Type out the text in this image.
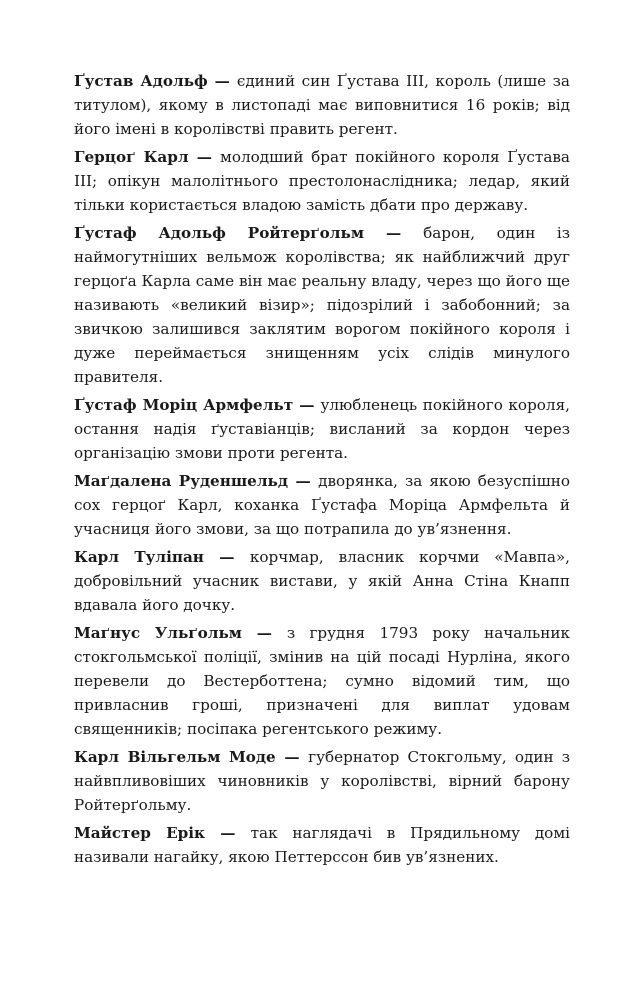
Ґустав Адольф — єдиний син Ґустава ІІІ, король (лише за титулом), якому в листопаді має виповнитися 16 років; від його імені в королівстві править регент.

Герцоґ Карл — молодший брат покійного короля Ґустава ІІІ; опікун малолітнього престолонаслідника; ледар, який тільки користається владою замість дбати про державу.

Ґустаф Адольф Ройтерґольм — барон, один із наймогутніших вельмож королівства; як найближчий друг герцоґа Карла саме він має реальну владу, через що його ще називають «великий візир»; підозрілий і забобонний; за звичкою залишився заклятим ворогом покійного короля і дуже переймається знищенням усіх слідів минулого правителя.

Ґустаф Моріц Армфельт — улюбленець покійного короля, остання надія ґуставіанців; висланий за кордон через організацію змови проти регента.

Маґдалена Руденшельд — дворянка, за якою безуспішно сох герцоґ Карл, коханка Ґустафа Моріца Армфельта й учасниця його змови, за що потрапила до ув’язнення.

Карл Туліпан — корчмар, власник корчми «Мавпа», добровільний учасник вистави, у якій Анна Стіна Кнапп вдавала його дочку.

Маґнус Ульґольм — з грудня 1793 року начальник стокгольмської поліції, змінив на цій посаді Нурліна, якого перевели до Вестерботтена; сумно відомий тим, що привласнив гроші, призначені для виплат удовам священників; посіпака регентського режиму.

Карл Вільгельм Моде — губернатор Стокгольму, один з найвпливовіших чиновників у королівстві, вірний барону Ройтерґольму.

Майстер Ерік — так наглядачі в Прядильному домі називали нагайку, якою Петтерссон бив ув’язнених.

What you will do
Extract lines where the string "його" occurs.

Task result
Ґустав Адольф — єдиний син Ґустава ІІІ, король (лише за титулом), якому в листопаді має виповнитися 16 років; від його імені в королівстві править регент.
Ґустаф Адольф Ройтерґольм — барон, один із наймогутніших вельмож королівства; як найближчий друг герцоґа Карла саме він має реальну владу, через що його ще називають «великий візир»; підозрілий і забобонний; за звичкою залишився заклятим ворогом покійного короля і дуже переймається знищенням усіх слідів минулого правителя.
Маґдалена Руденшельд — дворянка, за якою безуспішно сох герцоґ Карл, коханка Ґустафа Моріца Армфельта й учасниця його змови, за що потрапила до ув’язнення.
Карл Туліпан — корчмар, власник корчми «Мавпа», добровільний учасник вистави, у якій Анна Стіна Кнапп вдавала його дочку.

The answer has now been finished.